Your objective: Write out all of the lines below, exactly and completely.

━━━

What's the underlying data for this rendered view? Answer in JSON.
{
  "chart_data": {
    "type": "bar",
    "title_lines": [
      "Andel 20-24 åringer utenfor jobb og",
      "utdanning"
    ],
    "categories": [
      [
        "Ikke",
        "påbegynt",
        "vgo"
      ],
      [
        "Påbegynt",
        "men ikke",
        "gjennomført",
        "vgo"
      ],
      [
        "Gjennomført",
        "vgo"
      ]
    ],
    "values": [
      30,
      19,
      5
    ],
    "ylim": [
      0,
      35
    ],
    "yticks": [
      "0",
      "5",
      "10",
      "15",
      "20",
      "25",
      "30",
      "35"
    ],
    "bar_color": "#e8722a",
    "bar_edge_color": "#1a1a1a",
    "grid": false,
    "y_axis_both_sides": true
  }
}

━━━

Final result:
What's the underlying data for this rendered view? Answer in JSON.
{
  "chart_data": {
    "type": "bar",
    "title_lines": [
      "Andel 20-24 åringer utenfor jobb og",
      "utdanning"
    ],
    "categories": [
      [
        "Ikke",
        "påbegynt",
        "vgo"
      ],
      [
        "Påbegynt",
        "men ikke",
        "gjennomført",
        "vgo"
      ],
      [
        "Gjennomført",
        "vgo"
      ]
    ],
    "values": [
      30,
      19,
      5
    ],
    "ylim": [
      0,
      35
    ],
    "yticks": [
      "0",
      "5",
      "10",
      "15",
      "20",
      "25",
      "30",
      "35"
    ],
    "bar_color": "#e8722a",
    "bar_edge_color": "#1a1a1a",
    "grid": false,
    "y_axis_both_sides": true
  }
}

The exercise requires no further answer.